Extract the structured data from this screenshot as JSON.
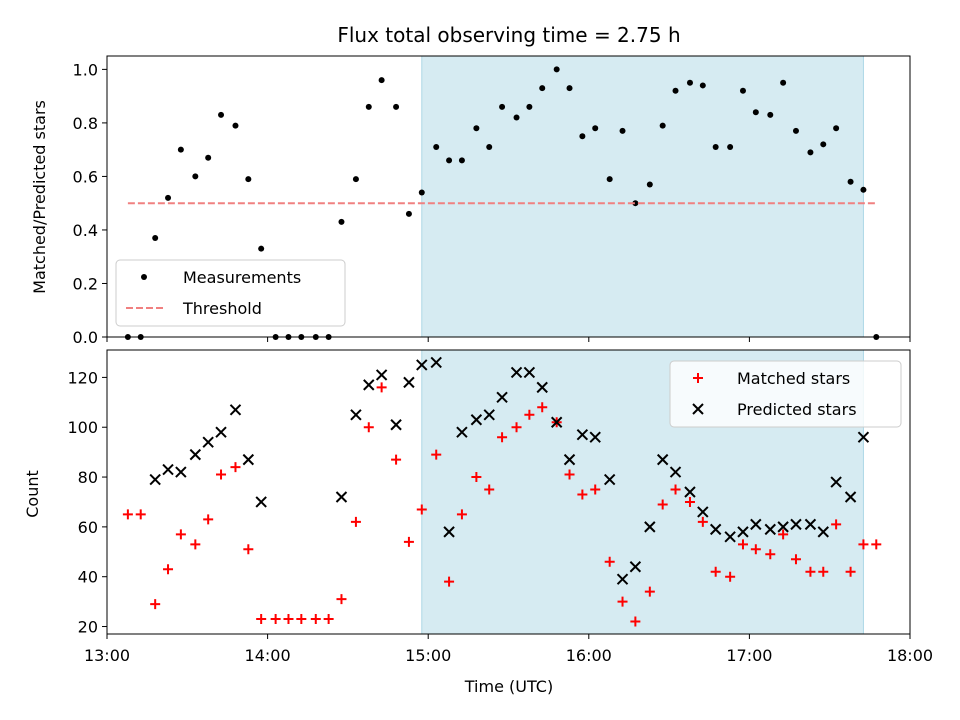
{
  "chart_data": [
    {
      "type": "scatter",
      "title": "Flux total observing time = 2.75 h",
      "xlabel": "",
      "ylabel": "Matched/Predicted stars",
      "xlim": [
        13.0,
        18.0
      ],
      "ylim": [
        0,
        1.05
      ],
      "yticks": [
        0.0,
        0.2,
        0.4,
        0.6,
        0.8,
        1.0
      ],
      "ytick_labels": [
        "0.0",
        "0.2",
        "0.4",
        "0.6",
        "0.8",
        "1.0"
      ],
      "shaded_region": {
        "x_start": 14.96,
        "x_end": 17.71
      },
      "legend": {
        "position": "lower-left",
        "entries": [
          "Measurements",
          "Threshold"
        ]
      },
      "series": [
        {
          "name": "Measurements",
          "marker": "dot",
          "color": "#000000",
          "points": [
            [
              13.13,
              0.0
            ],
            [
              13.21,
              0.0
            ],
            [
              13.3,
              0.37
            ],
            [
              13.38,
              0.52
            ],
            [
              13.46,
              0.7
            ],
            [
              13.55,
              0.6
            ],
            [
              13.63,
              0.67
            ],
            [
              13.71,
              0.83
            ],
            [
              13.8,
              0.79
            ],
            [
              13.88,
              0.59
            ],
            [
              13.96,
              0.33
            ],
            [
              14.05,
              0.0
            ],
            [
              14.13,
              0.0
            ],
            [
              14.21,
              0.0
            ],
            [
              14.3,
              0.0
            ],
            [
              14.38,
              0.0
            ],
            [
              14.46,
              0.43
            ],
            [
              14.55,
              0.59
            ],
            [
              14.63,
              0.86
            ],
            [
              14.71,
              0.96
            ],
            [
              14.8,
              0.86
            ],
            [
              14.88,
              0.46
            ],
            [
              14.96,
              0.54
            ],
            [
              15.05,
              0.71
            ],
            [
              15.13,
              0.66
            ],
            [
              15.21,
              0.66
            ],
            [
              15.3,
              0.78
            ],
            [
              15.38,
              0.71
            ],
            [
              15.46,
              0.86
            ],
            [
              15.55,
              0.82
            ],
            [
              15.63,
              0.86
            ],
            [
              15.71,
              0.93
            ],
            [
              15.8,
              1.0
            ],
            [
              15.88,
              0.93
            ],
            [
              15.96,
              0.75
            ],
            [
              16.04,
              0.78
            ],
            [
              16.13,
              0.59
            ],
            [
              16.21,
              0.77
            ],
            [
              16.29,
              0.5
            ],
            [
              16.38,
              0.57
            ],
            [
              16.46,
              0.79
            ],
            [
              16.54,
              0.92
            ],
            [
              16.63,
              0.95
            ],
            [
              16.71,
              0.94
            ],
            [
              16.79,
              0.71
            ],
            [
              16.88,
              0.71
            ],
            [
              16.96,
              0.92
            ],
            [
              17.04,
              0.84
            ],
            [
              17.13,
              0.83
            ],
            [
              17.21,
              0.95
            ],
            [
              17.29,
              0.77
            ],
            [
              17.38,
              0.69
            ],
            [
              17.46,
              0.72
            ],
            [
              17.54,
              0.78
            ],
            [
              17.63,
              0.58
            ],
            [
              17.71,
              0.55
            ],
            [
              17.79,
              0.0
            ]
          ]
        },
        {
          "name": "Threshold",
          "style": "dashed",
          "color": "#f08080",
          "points": [
            [
              13.13,
              0.5
            ],
            [
              17.79,
              0.5
            ]
          ]
        }
      ]
    },
    {
      "type": "scatter",
      "title": "",
      "xlabel": "Time (UTC)",
      "ylabel": "Count",
      "xlim": [
        13.0,
        18.0
      ],
      "ylim": [
        17,
        131
      ],
      "xticks": [
        13,
        14,
        15,
        16,
        17,
        18
      ],
      "xtick_labels": [
        "13:00",
        "14:00",
        "15:00",
        "16:00",
        "17:00",
        "18:00"
      ],
      "yticks": [
        20,
        40,
        60,
        80,
        100,
        120
      ],
      "ytick_labels": [
        "20",
        "40",
        "60",
        "80",
        "100",
        "120"
      ],
      "shaded_region": {
        "x_start": 14.96,
        "x_end": 17.71
      },
      "legend": {
        "position": "upper-right",
        "entries": [
          "Matched stars",
          "Predicted stars"
        ]
      },
      "series": [
        {
          "name": "Matched stars",
          "marker": "plus",
          "color": "#ff0000",
          "points": [
            [
              13.13,
              65
            ],
            [
              13.21,
              65
            ],
            [
              13.3,
              29
            ],
            [
              13.38,
              43
            ],
            [
              13.46,
              57
            ],
            [
              13.55,
              53
            ],
            [
              13.63,
              63
            ],
            [
              13.71,
              81
            ],
            [
              13.8,
              84
            ],
            [
              13.88,
              51
            ],
            [
              13.96,
              23
            ],
            [
              14.05,
              23
            ],
            [
              14.13,
              23
            ],
            [
              14.21,
              23
            ],
            [
              14.3,
              23
            ],
            [
              14.38,
              23
            ],
            [
              14.46,
              31
            ],
            [
              14.55,
              62
            ],
            [
              14.63,
              100
            ],
            [
              14.71,
              116
            ],
            [
              14.8,
              87
            ],
            [
              14.88,
              54
            ],
            [
              14.96,
              67
            ],
            [
              15.05,
              89
            ],
            [
              15.13,
              38
            ],
            [
              15.21,
              65
            ],
            [
              15.3,
              80
            ],
            [
              15.38,
              75
            ],
            [
              15.46,
              96
            ],
            [
              15.55,
              100
            ],
            [
              15.63,
              105
            ],
            [
              15.71,
              108
            ],
            [
              15.8,
              102
            ],
            [
              15.88,
              81
            ],
            [
              15.96,
              73
            ],
            [
              16.04,
              75
            ],
            [
              16.13,
              46
            ],
            [
              16.21,
              30
            ],
            [
              16.29,
              22
            ],
            [
              16.38,
              34
            ],
            [
              16.46,
              69
            ],
            [
              16.54,
              75
            ],
            [
              16.63,
              70
            ],
            [
              16.71,
              62
            ],
            [
              16.79,
              42
            ],
            [
              16.88,
              40
            ],
            [
              16.96,
              53
            ],
            [
              17.04,
              51
            ],
            [
              17.13,
              49
            ],
            [
              17.21,
              57
            ],
            [
              17.29,
              47
            ],
            [
              17.38,
              42
            ],
            [
              17.46,
              42
            ],
            [
              17.54,
              61
            ],
            [
              17.63,
              42
            ],
            [
              17.71,
              53
            ],
            [
              17.79,
              53
            ]
          ]
        },
        {
          "name": "Predicted stars",
          "marker": "x",
          "color": "#000000",
          "points": [
            [
              13.3,
              79
            ],
            [
              13.38,
              83
            ],
            [
              13.46,
              82
            ],
            [
              13.55,
              89
            ],
            [
              13.63,
              94
            ],
            [
              13.71,
              98
            ],
            [
              13.8,
              107
            ],
            [
              13.88,
              87
            ],
            [
              13.96,
              70
            ],
            [
              14.46,
              72
            ],
            [
              14.55,
              105
            ],
            [
              14.63,
              117
            ],
            [
              14.71,
              121
            ],
            [
              14.8,
              101
            ],
            [
              14.88,
              118
            ],
            [
              14.96,
              125
            ],
            [
              15.05,
              126
            ],
            [
              15.13,
              58
            ],
            [
              15.21,
              98
            ],
            [
              15.3,
              103
            ],
            [
              15.38,
              105
            ],
            [
              15.46,
              112
            ],
            [
              15.55,
              122
            ],
            [
              15.63,
              122
            ],
            [
              15.71,
              116
            ],
            [
              15.8,
              102
            ],
            [
              15.88,
              87
            ],
            [
              15.96,
              97
            ],
            [
              16.04,
              96
            ],
            [
              16.13,
              79
            ],
            [
              16.21,
              39
            ],
            [
              16.29,
              44
            ],
            [
              16.38,
              60
            ],
            [
              16.46,
              87
            ],
            [
              16.54,
              82
            ],
            [
              16.63,
              74
            ],
            [
              16.71,
              66
            ],
            [
              16.79,
              59
            ],
            [
              16.88,
              56
            ],
            [
              16.96,
              58
            ],
            [
              17.04,
              61
            ],
            [
              17.13,
              59
            ],
            [
              17.21,
              60
            ],
            [
              17.29,
              61
            ],
            [
              17.38,
              61
            ],
            [
              17.46,
              58
            ],
            [
              17.54,
              78
            ],
            [
              17.63,
              72
            ],
            [
              17.71,
              96
            ]
          ]
        }
      ]
    }
  ]
}
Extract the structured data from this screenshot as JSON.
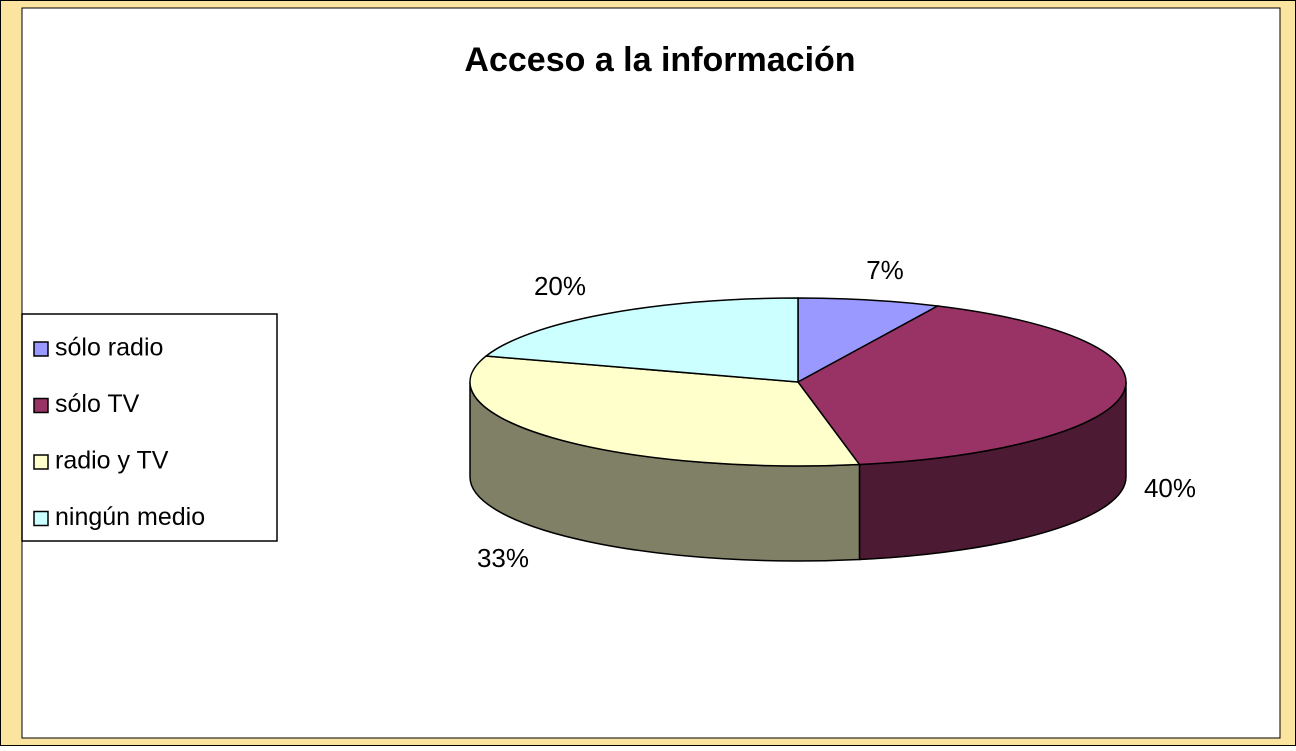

[Work to do]: Take every line above carrying "position" and return it.

[Correct response]:
        "position": "lower-left",
        "position": "upper-right",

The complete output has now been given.